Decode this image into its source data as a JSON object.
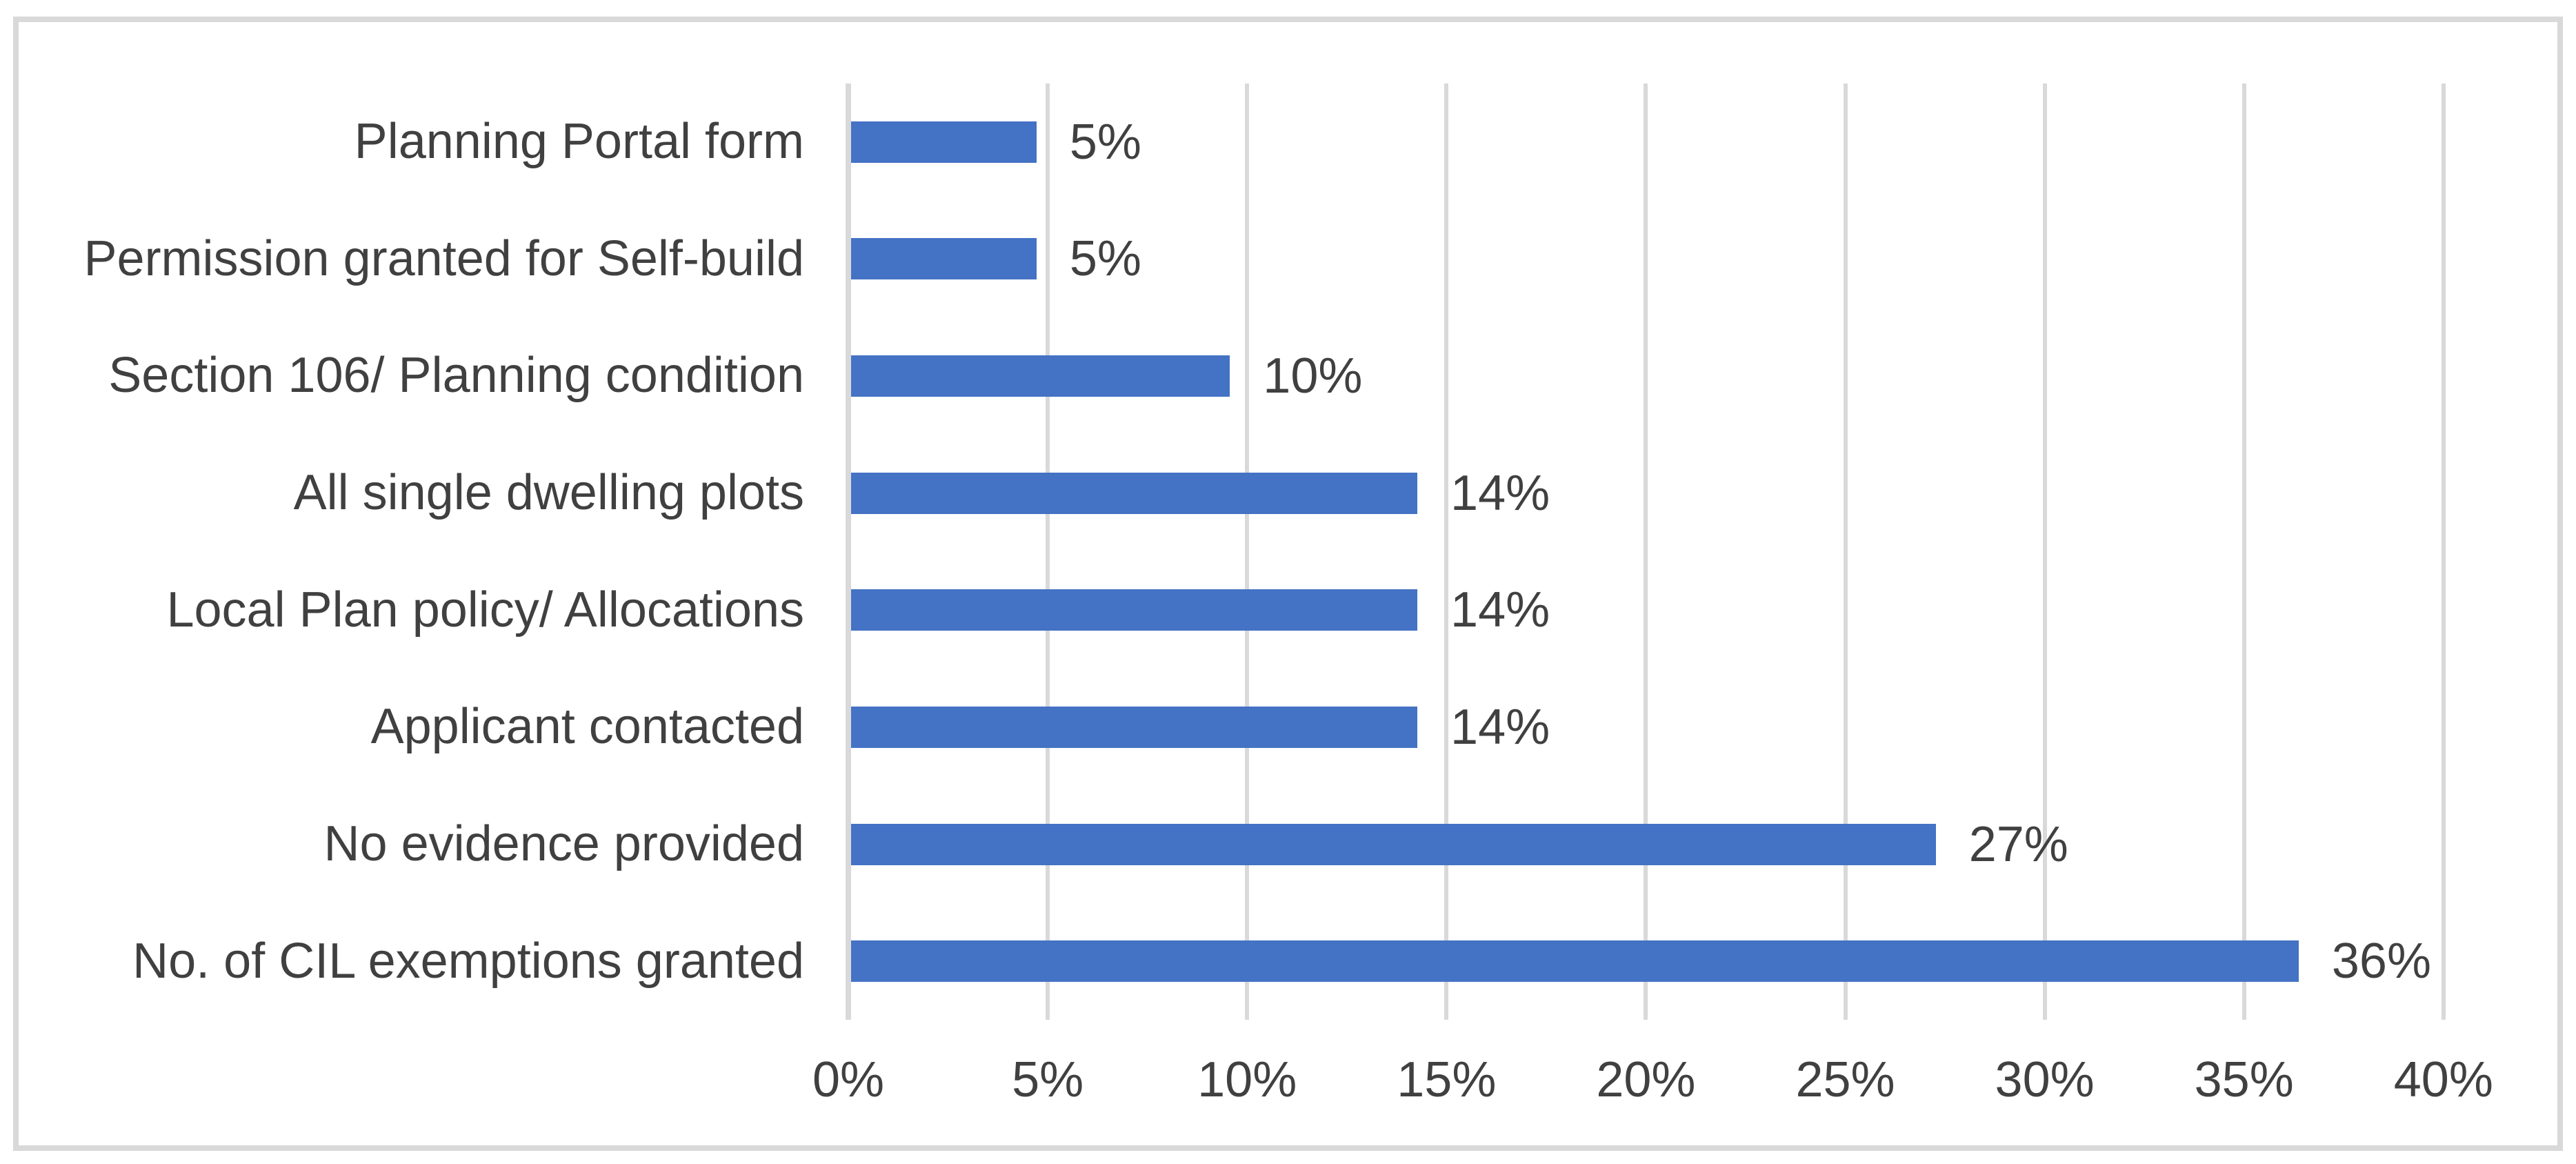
{
  "chart_data": {
    "type": "bar",
    "orientation": "horizontal",
    "title": "",
    "categories": [
      "Planning Portal form",
      "Permission granted for Self-build",
      "Section 106/ Planning condition",
      "All single dwelling plots",
      "Local Plan policy/ Allocations",
      "Applicant contacted",
      "No evidence provided",
      "No. of CIL exemptions granted"
    ],
    "values": [
      5,
      5,
      10,
      14,
      14,
      14,
      27,
      36
    ],
    "value_labels": [
      "5%",
      "5%",
      "10%",
      "14%",
      "14%",
      "14%",
      "27%",
      "36%"
    ],
    "plotted_values": [
      4.65,
      4.65,
      9.5,
      14.2,
      14.2,
      14.2,
      27.2,
      36.3
    ],
    "x_axis": {
      "min": 0,
      "max": 40,
      "step": 5,
      "tick_labels": [
        "0%",
        "5%",
        "10%",
        "15%",
        "20%",
        "25%",
        "30%",
        "35%",
        "40%"
      ]
    },
    "legend": false,
    "grid": true,
    "colors": {
      "bar": "#4472C4",
      "gridline": "#D9D9D9",
      "axis_line": "#D9D9D9",
      "frame_border": "#D9D9D9",
      "text": "#404040",
      "background": "#FFFFFF"
    }
  }
}
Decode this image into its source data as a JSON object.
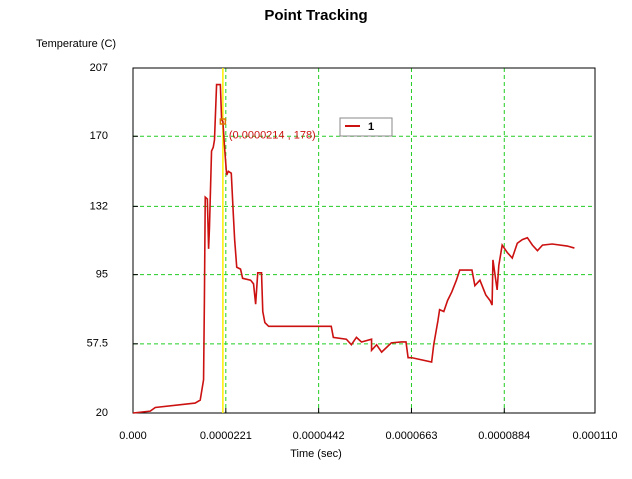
{
  "chart_data": {
    "type": "line",
    "title": "Point Tracking",
    "y_label": "Temperature (C)",
    "x_label": "Time (sec)",
    "xlim": [
      0,
      0.00011
    ],
    "ylim": [
      20,
      207
    ],
    "xticks": [
      {
        "value": 0,
        "label": "0.000"
      },
      2.21e-05,
      4.42e-05,
      6.63e-05,
      8.84e-05,
      {
        "value": 0.00011,
        "label": "0.000110"
      }
    ],
    "yticks": [
      20,
      57.5,
      95,
      132,
      170,
      207
    ],
    "grid": true,
    "grid_color": "#22cc22",
    "series": [
      {
        "name": "1",
        "color": "#cc1111",
        "x": [
          0,
          4.1e-06,
          5.3e-06,
          1.48e-05,
          1.6e-05,
          1.68e-05,
          1.7e-05,
          1.72e-05,
          1.77e-05,
          1.8e-05,
          1.82e-05,
          1.87e-05,
          1.91e-05,
          1.94e-05,
          1.99e-05,
          2.08e-05,
          2.11e-05,
          2.14e-05,
          2.18e-05,
          2.23e-05,
          2.27e-05,
          2.34e-05,
          2.39e-05,
          2.42e-05,
          2.47e-05,
          2.56e-05,
          2.61e-05,
          2.8e-05,
          2.87e-05,
          2.92e-05,
          2.97e-05,
          3.06e-05,
          3.09e-05,
          3.14e-05,
          3.23e-05,
          3.52e-05,
          4.41e-05,
          4.72e-05,
          4.77e-05,
          5.08e-05,
          5.2e-05,
          5.32e-05,
          5.44e-05,
          5.68e-05,
          5.68e-05,
          5.8e-05,
          5.92e-05,
          6.15e-05,
          6.39e-05,
          6.5e-05,
          6.55e-05,
          6.63e-05,
          7.11e-05,
          7.16e-05,
          7.26e-05,
          7.3e-05,
          7.4e-05,
          7.49e-05,
          7.59e-05,
          7.7e-05,
          7.78e-05,
          8.07e-05,
          8.14e-05,
          8.26e-05,
          8.4e-05,
          8.5e-05,
          8.55e-05,
          8.57e-05,
          8.67e-05,
          8.71e-05,
          8.79e-05,
          8.91e-05,
          9.03e-05,
          9.15e-05,
          9.27e-05,
          9.39e-05,
          9.51e-05,
          9.63e-05,
          9.75e-05,
          9.98e-05,
          0.0001034,
          0.0001051
        ],
        "values": [
          20,
          21,
          23,
          25.4,
          27,
          38,
          81,
          137,
          136,
          109,
          120,
          162,
          164,
          168,
          198,
          198,
          179,
          178,
          164,
          149,
          151,
          150,
          127,
          114,
          99,
          98,
          93,
          92,
          90,
          79,
          96,
          96,
          75,
          69,
          67,
          67,
          67,
          67,
          61,
          60,
          57,
          61,
          58.5,
          60,
          54,
          57,
          53,
          58,
          58.5,
          58.5,
          50,
          50,
          47.6,
          57,
          70,
          76,
          75,
          81,
          85.6,
          92,
          97.5,
          97.5,
          89,
          92,
          84,
          81,
          78.5,
          103,
          86.7,
          100,
          111,
          107,
          104,
          112,
          114,
          115,
          111,
          108,
          111,
          111.6,
          110.5,
          109.4
        ]
      }
    ],
    "cursor": {
      "x": 2.14e-05,
      "y": 178,
      "label": "(0.0000214 , 178)",
      "color": "#ffee00"
    }
  }
}
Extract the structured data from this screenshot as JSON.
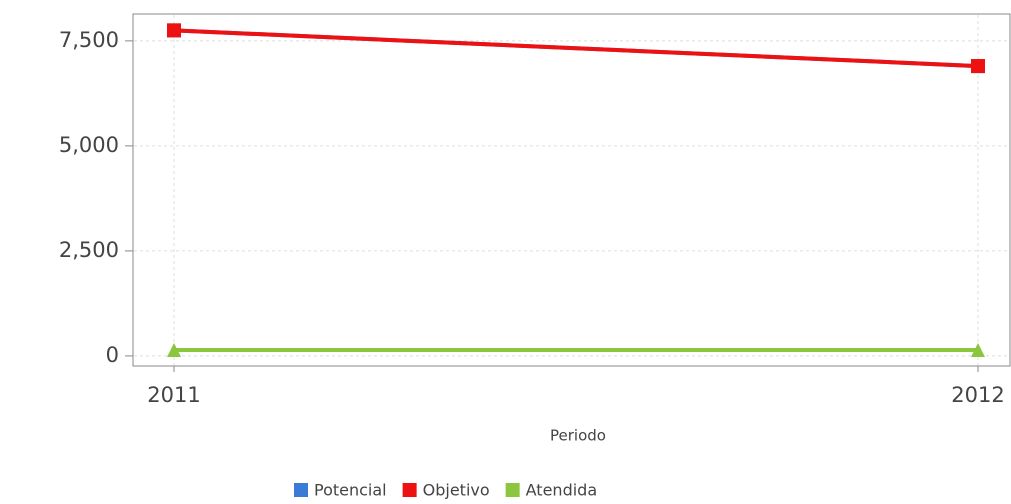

________

Search the preceding listing for the word "granted" and pull out every line that holds it.

:: REPLY TO THE EXERCISE ::
      "Permission granted for Self-build",
      "No. of CIL exemptions granted"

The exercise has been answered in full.